● Some records
▶
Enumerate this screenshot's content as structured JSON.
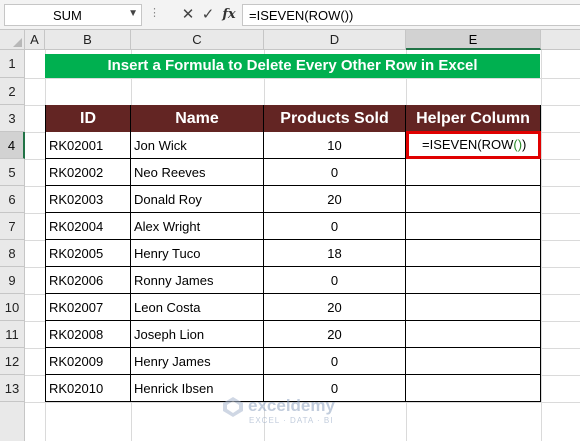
{
  "formula_bar": {
    "name_box": "SUM",
    "cancel_icon": "close-icon",
    "enter_icon": "check-icon",
    "fx_label": "fx",
    "formula": "=ISEVEN(ROW())"
  },
  "columns": [
    "A",
    "B",
    "C",
    "D",
    "E"
  ],
  "rows": [
    "1",
    "2",
    "3",
    "4",
    "5",
    "6",
    "7",
    "8",
    "9",
    "10",
    "11",
    "12",
    "13"
  ],
  "selected": {
    "column": "E",
    "row": "4"
  },
  "title": "Insert a Formula to Delete Every Other Row in Excel",
  "table": {
    "headers": [
      "ID",
      "Name",
      "Products Sold",
      "Helper Column"
    ],
    "rows": [
      {
        "id": "RK02001",
        "name": "Jon Wick",
        "sold": "10"
      },
      {
        "id": "RK02002",
        "name": "Neo Reeves",
        "sold": "0"
      },
      {
        "id": "RK02003",
        "name": "Donald Roy",
        "sold": "20"
      },
      {
        "id": "RK02004",
        "name": "Alex Wright",
        "sold": "0"
      },
      {
        "id": "RK02005",
        "name": "Henry Tuco",
        "sold": "18"
      },
      {
        "id": "RK02006",
        "name": "Ronny James",
        "sold": "0"
      },
      {
        "id": "RK02007",
        "name": "Leon Costa",
        "sold": "20"
      },
      {
        "id": "RK02008",
        "name": "Joseph Lion",
        "sold": "20"
      },
      {
        "id": "RK02009",
        "name": "Henry James",
        "sold": "0"
      },
      {
        "id": "RK02010",
        "name": "Henrick Ibsen",
        "sold": "0"
      }
    ],
    "active_cell_formula": {
      "prefix": "=ISEVEN(ROW",
      "inner_parens": "()",
      "suffix": ")"
    }
  },
  "watermark": {
    "name": "exceldemy",
    "tagline": "EXCEL · DATA · BI"
  },
  "colors": {
    "title_bg": "#00b050",
    "header_bg": "#632523",
    "active_border": "#e00000",
    "selection": "#217346"
  }
}
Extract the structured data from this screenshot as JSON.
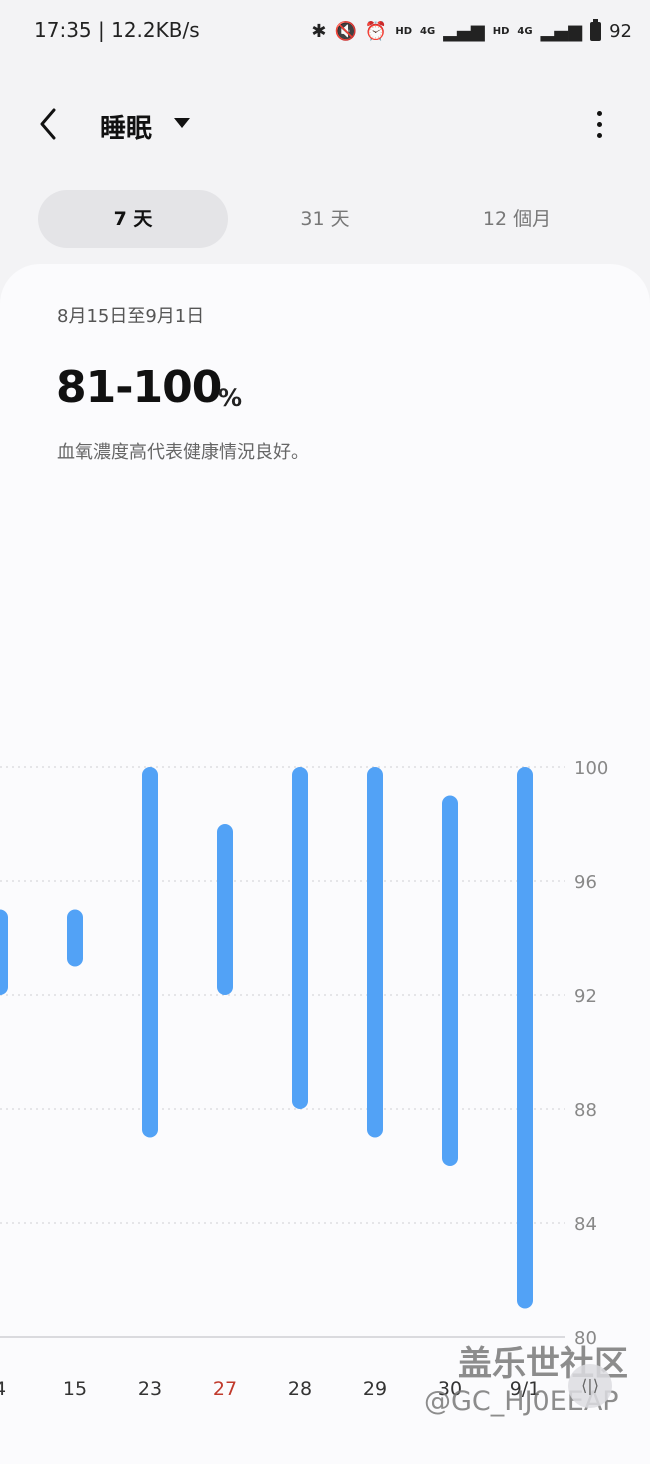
◀
Using the records given above, list every line that includes the word "this".

Enumerate this screenshot's content as structured JSON.
Extract the structured data from this screenshot as JSON.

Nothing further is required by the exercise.